» **WRITTEN REQUEST**: Please find all lines in the data that hold the string "color" and copy them.

» **LISTED RECORDS**:
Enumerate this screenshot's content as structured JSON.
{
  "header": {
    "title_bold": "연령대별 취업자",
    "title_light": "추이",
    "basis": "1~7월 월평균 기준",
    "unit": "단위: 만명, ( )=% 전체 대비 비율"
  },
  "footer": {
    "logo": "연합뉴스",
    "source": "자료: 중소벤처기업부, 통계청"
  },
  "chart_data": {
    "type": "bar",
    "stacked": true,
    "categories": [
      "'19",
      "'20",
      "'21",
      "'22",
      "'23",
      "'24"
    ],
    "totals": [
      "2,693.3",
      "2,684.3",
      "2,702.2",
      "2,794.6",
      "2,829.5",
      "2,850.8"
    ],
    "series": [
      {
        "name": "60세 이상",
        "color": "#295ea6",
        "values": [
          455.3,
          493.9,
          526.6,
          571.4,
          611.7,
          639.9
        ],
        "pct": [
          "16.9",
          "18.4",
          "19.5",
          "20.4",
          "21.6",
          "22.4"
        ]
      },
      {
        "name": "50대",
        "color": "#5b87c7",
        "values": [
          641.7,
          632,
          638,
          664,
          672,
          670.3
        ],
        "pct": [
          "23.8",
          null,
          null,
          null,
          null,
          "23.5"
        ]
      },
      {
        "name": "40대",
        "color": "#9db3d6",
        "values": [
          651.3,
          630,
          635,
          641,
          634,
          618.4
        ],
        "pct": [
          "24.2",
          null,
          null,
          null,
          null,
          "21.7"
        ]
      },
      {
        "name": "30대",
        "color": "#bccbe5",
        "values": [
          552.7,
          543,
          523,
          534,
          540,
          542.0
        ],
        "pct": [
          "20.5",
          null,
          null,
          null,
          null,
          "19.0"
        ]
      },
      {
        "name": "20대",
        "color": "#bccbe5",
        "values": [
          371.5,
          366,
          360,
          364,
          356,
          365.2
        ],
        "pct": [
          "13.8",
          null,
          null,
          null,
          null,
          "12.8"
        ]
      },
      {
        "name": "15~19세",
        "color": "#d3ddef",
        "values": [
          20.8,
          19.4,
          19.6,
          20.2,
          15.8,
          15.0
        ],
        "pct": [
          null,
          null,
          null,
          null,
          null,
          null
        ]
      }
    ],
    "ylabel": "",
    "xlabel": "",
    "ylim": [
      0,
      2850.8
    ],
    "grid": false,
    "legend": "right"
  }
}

» **EXERCISE SOLUTION**:
        "color": "#295ea6",
        "color": "#5b87c7",
        "color": "#9db3d6",
        "color": "#bccbe5",
        "color": "#bccbe5",
        "color": "#d3ddef",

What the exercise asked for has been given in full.